**Work to complete**:
Your task is to give the data again, exactly, with every line intact.

[Begin Task data]

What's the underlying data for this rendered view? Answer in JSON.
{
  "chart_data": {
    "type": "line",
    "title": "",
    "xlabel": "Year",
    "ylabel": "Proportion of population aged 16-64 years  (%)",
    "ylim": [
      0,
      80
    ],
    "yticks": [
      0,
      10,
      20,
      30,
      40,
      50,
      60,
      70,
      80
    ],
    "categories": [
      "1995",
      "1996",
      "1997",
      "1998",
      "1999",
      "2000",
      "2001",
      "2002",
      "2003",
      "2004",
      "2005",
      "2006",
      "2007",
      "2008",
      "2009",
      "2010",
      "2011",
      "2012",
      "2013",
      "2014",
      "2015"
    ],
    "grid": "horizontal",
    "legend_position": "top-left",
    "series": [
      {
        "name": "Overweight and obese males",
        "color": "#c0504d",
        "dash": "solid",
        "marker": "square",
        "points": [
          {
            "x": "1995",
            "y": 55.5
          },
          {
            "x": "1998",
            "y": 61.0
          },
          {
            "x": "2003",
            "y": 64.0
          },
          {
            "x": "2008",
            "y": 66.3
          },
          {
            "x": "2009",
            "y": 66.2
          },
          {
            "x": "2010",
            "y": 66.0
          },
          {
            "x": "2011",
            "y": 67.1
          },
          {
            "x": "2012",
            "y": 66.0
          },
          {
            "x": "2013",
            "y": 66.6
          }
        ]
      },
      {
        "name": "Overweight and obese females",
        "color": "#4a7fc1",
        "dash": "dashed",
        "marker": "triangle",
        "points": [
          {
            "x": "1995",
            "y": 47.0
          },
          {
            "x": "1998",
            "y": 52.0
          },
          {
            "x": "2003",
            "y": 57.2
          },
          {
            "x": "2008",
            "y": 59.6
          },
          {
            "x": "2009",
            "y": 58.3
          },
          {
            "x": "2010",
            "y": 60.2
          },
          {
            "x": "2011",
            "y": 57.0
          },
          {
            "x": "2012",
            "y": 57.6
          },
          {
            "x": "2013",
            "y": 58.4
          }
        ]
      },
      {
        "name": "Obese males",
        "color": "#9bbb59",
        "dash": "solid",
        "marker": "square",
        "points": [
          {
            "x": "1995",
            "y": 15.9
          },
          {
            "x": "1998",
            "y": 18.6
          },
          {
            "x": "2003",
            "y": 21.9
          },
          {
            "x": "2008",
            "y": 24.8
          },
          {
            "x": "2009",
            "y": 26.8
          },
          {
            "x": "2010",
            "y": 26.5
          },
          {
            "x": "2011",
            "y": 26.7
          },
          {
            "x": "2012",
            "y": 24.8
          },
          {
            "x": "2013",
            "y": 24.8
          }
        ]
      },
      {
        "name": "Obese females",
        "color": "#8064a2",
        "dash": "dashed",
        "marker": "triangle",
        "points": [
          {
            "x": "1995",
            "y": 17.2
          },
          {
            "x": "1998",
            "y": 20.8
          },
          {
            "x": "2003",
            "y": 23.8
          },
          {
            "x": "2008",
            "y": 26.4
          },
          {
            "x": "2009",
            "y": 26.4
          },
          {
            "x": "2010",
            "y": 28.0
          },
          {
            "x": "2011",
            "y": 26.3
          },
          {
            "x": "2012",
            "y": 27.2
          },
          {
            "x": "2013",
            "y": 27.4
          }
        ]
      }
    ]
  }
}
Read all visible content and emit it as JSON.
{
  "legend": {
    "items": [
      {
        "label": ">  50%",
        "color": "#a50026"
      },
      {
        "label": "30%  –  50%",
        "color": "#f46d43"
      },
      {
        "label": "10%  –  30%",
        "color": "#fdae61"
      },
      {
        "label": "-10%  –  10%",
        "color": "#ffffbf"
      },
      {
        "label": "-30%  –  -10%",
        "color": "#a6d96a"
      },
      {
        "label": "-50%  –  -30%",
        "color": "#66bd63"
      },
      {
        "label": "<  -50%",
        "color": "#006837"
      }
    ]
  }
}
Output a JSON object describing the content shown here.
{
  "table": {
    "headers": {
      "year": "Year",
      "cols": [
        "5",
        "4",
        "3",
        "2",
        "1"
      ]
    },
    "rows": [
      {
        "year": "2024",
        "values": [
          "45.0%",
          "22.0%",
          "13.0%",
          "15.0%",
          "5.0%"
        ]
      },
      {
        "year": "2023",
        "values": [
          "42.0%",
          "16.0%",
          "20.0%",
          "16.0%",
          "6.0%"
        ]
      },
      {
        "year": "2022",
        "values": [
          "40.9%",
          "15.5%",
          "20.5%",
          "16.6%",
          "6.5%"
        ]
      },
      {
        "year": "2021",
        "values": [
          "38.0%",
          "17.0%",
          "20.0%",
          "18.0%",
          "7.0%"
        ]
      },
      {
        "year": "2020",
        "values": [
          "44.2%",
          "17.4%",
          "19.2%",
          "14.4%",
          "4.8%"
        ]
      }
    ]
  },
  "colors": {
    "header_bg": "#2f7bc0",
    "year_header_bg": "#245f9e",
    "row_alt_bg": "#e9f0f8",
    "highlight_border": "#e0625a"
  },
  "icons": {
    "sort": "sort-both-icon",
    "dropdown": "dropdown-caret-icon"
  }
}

[End Task data]

**The response**:
What's the underlying data for this rendered view? Answer in JSON.
{
  "chart_data": {
    "type": "line",
    "title": "",
    "xlabel": "Year",
    "ylabel": "Proportion of population aged 16-64 years  (%)",
    "ylim": [
      0,
      80
    ],
    "yticks": [
      0,
      10,
      20,
      30,
      40,
      50,
      60,
      70,
      80
    ],
    "categories": [
      "1995",
      "1996",
      "1997",
      "1998",
      "1999",
      "2000",
      "2001",
      "2002",
      "2003",
      "2004",
      "2005",
      "2006",
      "2007",
      "2008",
      "2009",
      "2010",
      "2011",
      "2012",
      "2013",
      "2014",
      "2015"
    ],
    "grid": "horizontal",
    "legend_position": "top-left",
    "series": [
      {
        "name": "Overweight and obese males",
        "color": "#c0504d",
        "dash": "solid",
        "marker": "square",
        "points": [
          {
            "x": "1995",
            "y": 55.5
          },
          {
            "x": "1998",
            "y": 61.0
          },
          {
            "x": "2003",
            "y": 64.0
          },
          {
            "x": "2008",
            "y": 66.3
          },
          {
            "x": "2009",
            "y": 66.2
          },
          {
            "x": "2010",
            "y": 66.0
          },
          {
            "x": "2011",
            "y": 67.1
          },
          {
            "x": "2012",
            "y": 66.0
          },
          {
            "x": "2013",
            "y": 66.6
          }
        ]
      },
      {
        "name": "Overweight and obese females",
        "color": "#4a7fc1",
        "dash": "dashed",
        "marker": "triangle",
        "points": [
          {
            "x": "1995",
            "y": 47.0
          },
          {
            "x": "1998",
            "y": 52.0
          },
          {
            "x": "2003",
            "y": 57.2
          },
          {
            "x": "2008",
            "y": 59.6
          },
          {
            "x": "2009",
            "y": 58.3
          },
          {
            "x": "2010",
            "y": 60.2
          },
          {
            "x": "2011",
            "y": 57.0
          },
          {
            "x": "2012",
            "y": 57.6
          },
          {
            "x": "2013",
            "y": 58.4
          }
        ]
      },
      {
        "name": "Obese males",
        "color": "#9bbb59",
        "dash": "solid",
        "marker": "square",
        "points": [
          {
            "x": "1995",
            "y": 15.9
          },
          {
            "x": "1998",
            "y": 18.6
          },
          {
            "x": "2003",
            "y": 21.9
          },
          {
            "x": "2008",
            "y": 24.8
          },
          {
            "x": "2009",
            "y": 26.8
          },
          {
            "x": "2010",
            "y": 26.5
          },
          {
            "x": "2011",
            "y": 26.7
          },
          {
            "x": "2012",
            "y": 24.8
          },
          {
            "x": "2013",
            "y": 24.8
          }
        ]
      },
      {
        "name": "Obese females",
        "color": "#8064a2",
        "dash": "dashed",
        "marker": "triangle",
        "points": [
          {
            "x": "1995",
            "y": 17.2
          },
          {
            "x": "1998",
            "y": 20.8
          },
          {
            "x": "2003",
            "y": 23.8
          },
          {
            "x": "2008",
            "y": 26.4
          },
          {
            "x": "2009",
            "y": 26.4
          },
          {
            "x": "2010",
            "y": 28.0
          },
          {
            "x": "2011",
            "y": 26.3
          },
          {
            "x": "2012",
            "y": 27.2
          },
          {
            "x": "2013",
            "y": 27.4
          }
        ]
      }
    ]
  }
}
Read all visible content and emit it as JSON.
{
  "legend": {
    "items": [
      {
        "label": ">  50%",
        "color": "#a50026"
      },
      {
        "label": "30%  –  50%",
        "color": "#f46d43"
      },
      {
        "label": "10%  –  30%",
        "color": "#fdae61"
      },
      {
        "label": "-10%  –  10%",
        "color": "#ffffbf"
      },
      {
        "label": "-30%  –  -10%",
        "color": "#a6d96a"
      },
      {
        "label": "-50%  –  -30%",
        "color": "#66bd63"
      },
      {
        "label": "<  -50%",
        "color": "#006837"
      }
    ]
  }
}
Output a JSON object describing the content shown here.
{
  "table": {
    "headers": {
      "year": "Year",
      "cols": [
        "5",
        "4",
        "3",
        "2",
        "1"
      ]
    },
    "rows": [
      {
        "year": "2024",
        "values": [
          "45.0%",
          "22.0%",
          "13.0%",
          "15.0%",
          "5.0%"
        ]
      },
      {
        "year": "2023",
        "values": [
          "42.0%",
          "16.0%",
          "20.0%",
          "16.0%",
          "6.0%"
        ]
      },
      {
        "year": "2022",
        "values": [
          "40.9%",
          "15.5%",
          "20.5%",
          "16.6%",
          "6.5%"
        ]
      },
      {
        "year": "2021",
        "values": [
          "38.0%",
          "17.0%",
          "20.0%",
          "18.0%",
          "7.0%"
        ]
      },
      {
        "year": "2020",
        "values": [
          "44.2%",
          "17.4%",
          "19.2%",
          "14.4%",
          "4.8%"
        ]
      }
    ]
  },
  "colors": {
    "header_bg": "#2f7bc0",
    "year_header_bg": "#245f9e",
    "row_alt_bg": "#e9f0f8",
    "highlight_border": "#e0625a"
  },
  "icons": {
    "sort": "sort-both-icon",
    "dropdown": "dropdown-caret-icon"
  }
}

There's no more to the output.